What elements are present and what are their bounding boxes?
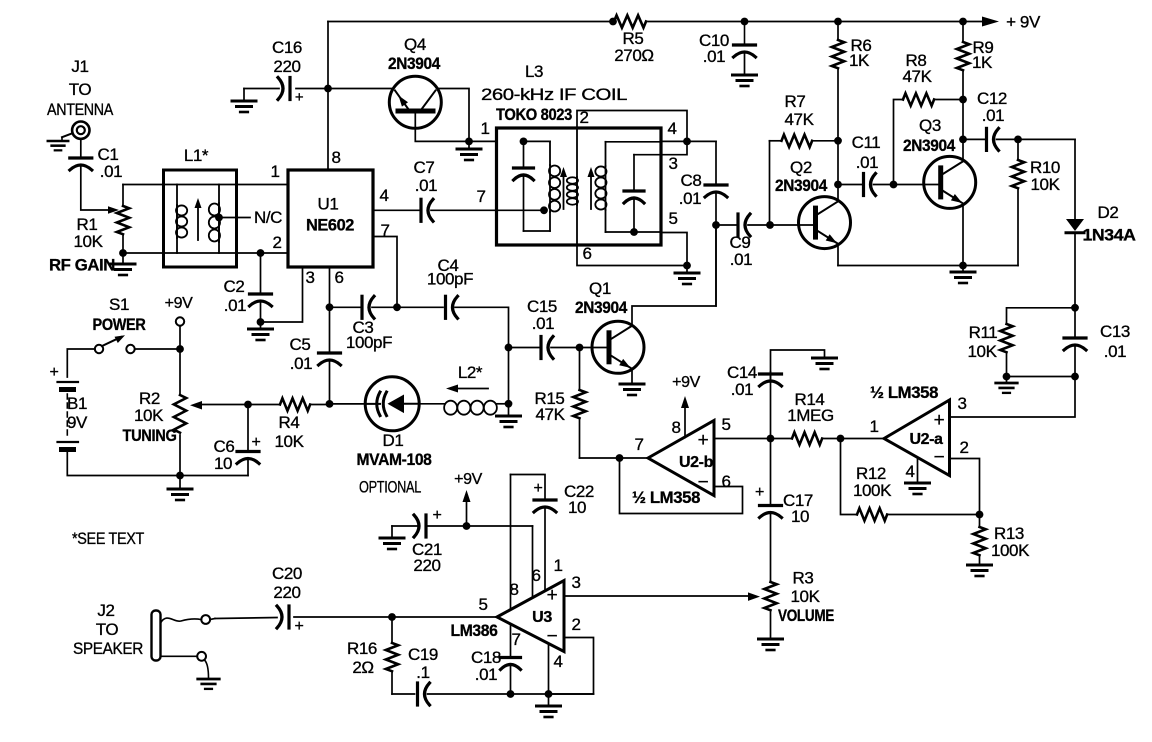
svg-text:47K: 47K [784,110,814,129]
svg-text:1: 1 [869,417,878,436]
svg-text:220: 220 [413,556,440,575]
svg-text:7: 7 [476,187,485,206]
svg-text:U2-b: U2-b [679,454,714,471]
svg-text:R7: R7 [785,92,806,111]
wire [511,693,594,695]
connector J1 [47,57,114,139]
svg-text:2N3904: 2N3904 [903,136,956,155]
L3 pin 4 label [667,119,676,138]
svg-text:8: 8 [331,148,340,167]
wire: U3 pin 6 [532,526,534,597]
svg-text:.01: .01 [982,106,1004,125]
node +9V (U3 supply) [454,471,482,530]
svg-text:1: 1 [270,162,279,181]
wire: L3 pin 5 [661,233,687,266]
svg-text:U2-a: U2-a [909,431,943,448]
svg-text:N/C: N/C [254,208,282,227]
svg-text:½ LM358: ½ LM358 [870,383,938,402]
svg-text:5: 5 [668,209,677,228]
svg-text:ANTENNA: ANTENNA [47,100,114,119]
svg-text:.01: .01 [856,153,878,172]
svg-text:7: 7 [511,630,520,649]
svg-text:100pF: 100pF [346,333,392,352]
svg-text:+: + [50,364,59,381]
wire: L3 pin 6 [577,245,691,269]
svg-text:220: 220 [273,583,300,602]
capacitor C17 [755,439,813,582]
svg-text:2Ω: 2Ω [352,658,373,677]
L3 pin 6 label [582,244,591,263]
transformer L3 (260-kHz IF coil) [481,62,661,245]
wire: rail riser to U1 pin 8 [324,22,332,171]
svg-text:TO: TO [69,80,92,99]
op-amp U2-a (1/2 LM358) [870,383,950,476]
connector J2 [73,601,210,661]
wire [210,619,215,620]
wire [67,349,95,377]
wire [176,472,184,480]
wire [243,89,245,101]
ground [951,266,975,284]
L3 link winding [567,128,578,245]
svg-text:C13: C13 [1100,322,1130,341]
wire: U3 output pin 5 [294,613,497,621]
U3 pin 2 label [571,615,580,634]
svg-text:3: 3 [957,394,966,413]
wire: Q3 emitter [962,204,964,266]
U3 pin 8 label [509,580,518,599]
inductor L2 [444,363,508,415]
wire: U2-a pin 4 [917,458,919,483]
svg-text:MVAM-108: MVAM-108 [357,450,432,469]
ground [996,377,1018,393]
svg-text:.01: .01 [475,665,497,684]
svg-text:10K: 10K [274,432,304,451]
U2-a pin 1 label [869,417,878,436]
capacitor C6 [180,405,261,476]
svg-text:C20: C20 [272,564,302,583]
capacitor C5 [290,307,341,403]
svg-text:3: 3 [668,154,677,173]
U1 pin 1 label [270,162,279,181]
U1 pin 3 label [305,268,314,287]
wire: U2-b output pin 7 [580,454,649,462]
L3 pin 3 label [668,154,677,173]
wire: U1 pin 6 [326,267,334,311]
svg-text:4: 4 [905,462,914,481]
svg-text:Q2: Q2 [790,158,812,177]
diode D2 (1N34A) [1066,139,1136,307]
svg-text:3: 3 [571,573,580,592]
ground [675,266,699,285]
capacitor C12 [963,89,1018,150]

**Aim**
Copy every line of the data above word for word, leaving out the picture.

**Correct answer**
What elements are present and what are their bounding boxes?
svg-text:47K: 47K [784,110,814,129]
svg-text:1: 1 [869,417,878,436]
svg-text:220: 220 [413,556,440,575]
svg-text:7: 7 [476,187,485,206]
svg-text:U2-b: U2-b [679,454,714,471]
svg-text:R7: R7 [785,92,806,111]
wire [511,693,594,695]
connector J1 [47,57,114,139]
svg-text:2N3904: 2N3904 [903,136,956,155]
L3 pin 4 label [667,119,676,138]
svg-text:8: 8 [331,148,340,167]
wire: U3 pin 6 [532,526,534,597]
svg-text:.01: .01 [982,106,1004,125]
node +9V (U3 supply) [454,471,482,530]
svg-text:1: 1 [270,162,279,181]
wire: L3 pin 5 [661,233,687,266]
svg-text:U2-a: U2-a [909,431,943,448]
svg-text:N/C: N/C [254,208,282,227]
svg-text:½ LM358: ½ LM358 [870,383,938,402]
svg-text:5: 5 [668,209,677,228]
svg-text:ANTENNA: ANTENNA [47,100,114,119]
svg-text:.01: .01 [856,153,878,172]
svg-text:7: 7 [511,630,520,649]
svg-text:100pF: 100pF [346,333,392,352]
svg-text:+: + [50,364,59,381]
wire: L3 pin 6 [577,245,691,269]
svg-text:220: 220 [273,583,300,602]
capacitor C17 [755,439,813,582]
svg-text:2Ω: 2Ω [352,658,373,677]
L3 pin 6 label [582,244,591,263]
transformer L3 (260-kHz IF coil) [481,62,661,245]
wire: rail riser to U1 pin 8 [324,22,332,171]
svg-text:TO: TO [69,80,92,99]
op-amp U2-a (1/2 LM358) [870,383,950,476]
connector J2 [73,601,210,661]
wire [210,619,215,620]
wire [67,349,95,377]
wire [176,472,184,480]
wire [243,89,245,101]
ground [951,266,975,284]
L3 link winding [567,128,578,245]
svg-text:C13: C13 [1100,322,1130,341]
wire: U3 output pin 5 [294,613,497,621]
U3 pin 2 label [571,615,580,634]
svg-text:3: 3 [957,394,966,413]
wire: Q3 emitter [962,204,964,266]
U3 pin 8 label [509,580,518,599]
inductor L2 [444,363,508,415]
wire: U2-a pin 4 [917,458,919,483]
svg-text:MVAM-108: MVAM-108 [357,450,432,469]
ground [996,377,1018,393]
svg-text:.01: .01 [475,665,497,684]
svg-text:10K: 10K [274,432,304,451]
U2-a pin 1 label [869,417,878,436]
capacitor C6 [180,405,261,476]
svg-text:C20: C20 [272,564,302,583]
capacitor C5 [290,307,341,403]
svg-text:3: 3 [668,154,677,173]
U1 pin 1 label [270,162,279,181]
U1 pin 3 label [305,268,314,287]
wire: U2-b output pin 7 [580,454,649,462]
L3 pin 3 label [668,154,677,173]
wire: U1 pin 6 [326,267,334,311]
svg-text:4: 4 [905,462,914,481]
svg-text:Q2: Q2 [790,158,812,177]
diode D2 (1N34A) [1066,139,1136,307]
svg-text:3: 3 [571,573,580,592]
ground [675,266,699,285]
capacitor C12 [963,89,1018,150]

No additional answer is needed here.